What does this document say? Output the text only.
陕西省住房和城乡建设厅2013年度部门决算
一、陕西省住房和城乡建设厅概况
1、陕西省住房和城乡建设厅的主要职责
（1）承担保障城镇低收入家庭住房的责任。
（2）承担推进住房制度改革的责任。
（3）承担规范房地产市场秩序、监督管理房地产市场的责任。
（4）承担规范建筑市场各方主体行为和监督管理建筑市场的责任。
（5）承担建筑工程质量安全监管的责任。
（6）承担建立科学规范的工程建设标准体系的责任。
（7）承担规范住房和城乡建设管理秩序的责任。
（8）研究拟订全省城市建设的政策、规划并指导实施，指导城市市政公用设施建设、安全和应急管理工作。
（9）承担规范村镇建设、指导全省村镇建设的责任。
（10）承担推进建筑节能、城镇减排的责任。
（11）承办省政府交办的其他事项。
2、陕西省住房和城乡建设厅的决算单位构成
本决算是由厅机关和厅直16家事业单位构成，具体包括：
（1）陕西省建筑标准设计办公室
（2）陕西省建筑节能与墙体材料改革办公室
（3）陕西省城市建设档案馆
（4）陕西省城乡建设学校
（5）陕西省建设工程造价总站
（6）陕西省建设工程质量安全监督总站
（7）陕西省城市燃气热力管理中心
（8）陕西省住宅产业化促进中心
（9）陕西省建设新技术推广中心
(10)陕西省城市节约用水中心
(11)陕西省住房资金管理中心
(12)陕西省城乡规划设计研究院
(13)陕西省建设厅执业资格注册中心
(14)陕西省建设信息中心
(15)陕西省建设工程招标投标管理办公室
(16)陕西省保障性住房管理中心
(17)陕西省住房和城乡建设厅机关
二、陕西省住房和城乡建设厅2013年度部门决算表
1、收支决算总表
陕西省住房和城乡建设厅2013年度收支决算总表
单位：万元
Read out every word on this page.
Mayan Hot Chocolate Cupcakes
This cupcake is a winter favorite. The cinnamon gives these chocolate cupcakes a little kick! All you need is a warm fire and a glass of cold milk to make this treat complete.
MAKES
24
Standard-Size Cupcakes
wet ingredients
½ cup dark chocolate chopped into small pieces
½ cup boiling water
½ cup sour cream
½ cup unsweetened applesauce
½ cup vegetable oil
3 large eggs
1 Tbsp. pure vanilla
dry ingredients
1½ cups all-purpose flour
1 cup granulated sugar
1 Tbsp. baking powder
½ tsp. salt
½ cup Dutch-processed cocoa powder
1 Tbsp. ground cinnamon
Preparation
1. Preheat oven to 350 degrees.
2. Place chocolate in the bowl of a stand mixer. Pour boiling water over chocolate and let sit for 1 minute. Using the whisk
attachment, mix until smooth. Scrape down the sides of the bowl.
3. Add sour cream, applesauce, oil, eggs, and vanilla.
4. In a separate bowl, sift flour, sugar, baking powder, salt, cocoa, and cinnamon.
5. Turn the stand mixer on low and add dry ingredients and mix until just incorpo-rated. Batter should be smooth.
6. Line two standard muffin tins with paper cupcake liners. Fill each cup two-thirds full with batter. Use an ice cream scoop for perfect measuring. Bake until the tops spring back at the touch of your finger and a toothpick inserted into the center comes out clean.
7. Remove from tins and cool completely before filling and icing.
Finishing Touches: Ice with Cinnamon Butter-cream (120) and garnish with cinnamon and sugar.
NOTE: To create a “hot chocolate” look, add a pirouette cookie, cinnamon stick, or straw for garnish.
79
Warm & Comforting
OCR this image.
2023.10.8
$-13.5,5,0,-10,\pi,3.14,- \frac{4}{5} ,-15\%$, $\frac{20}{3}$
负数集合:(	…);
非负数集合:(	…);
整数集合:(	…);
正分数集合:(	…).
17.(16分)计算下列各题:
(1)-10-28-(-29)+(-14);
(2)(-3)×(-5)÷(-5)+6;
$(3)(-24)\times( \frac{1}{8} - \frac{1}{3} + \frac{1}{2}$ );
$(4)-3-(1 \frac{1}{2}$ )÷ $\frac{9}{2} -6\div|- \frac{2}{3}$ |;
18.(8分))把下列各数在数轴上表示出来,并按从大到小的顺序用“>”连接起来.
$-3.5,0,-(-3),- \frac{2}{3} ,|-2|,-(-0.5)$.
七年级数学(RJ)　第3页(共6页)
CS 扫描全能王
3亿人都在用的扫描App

☆ ☆ ☆ ☆ ☆ ☆ ☆

Given instruction -> Tell how many lines in the material above include the word "powder", giving the number only.

Task result -> 3